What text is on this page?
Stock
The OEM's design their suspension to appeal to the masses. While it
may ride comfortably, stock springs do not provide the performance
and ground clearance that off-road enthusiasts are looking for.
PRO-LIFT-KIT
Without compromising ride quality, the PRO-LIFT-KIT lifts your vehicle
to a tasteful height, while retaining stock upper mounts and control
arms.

Required task: Exactly as they are written, print the entries again.

Solution for this task:
What text is on this page?
Stock
The OEM's design their suspension to appeal to the masses. While it
may ride comfortably, stock springs do not provide the performance
and ground clearance that off-road enthusiasts are looking for.
PRO-LIFT-KIT
Without compromising ride quality, the PRO-LIFT-KIT lifts your vehicle
to a tasteful height, while retaining stock upper mounts and control
arms.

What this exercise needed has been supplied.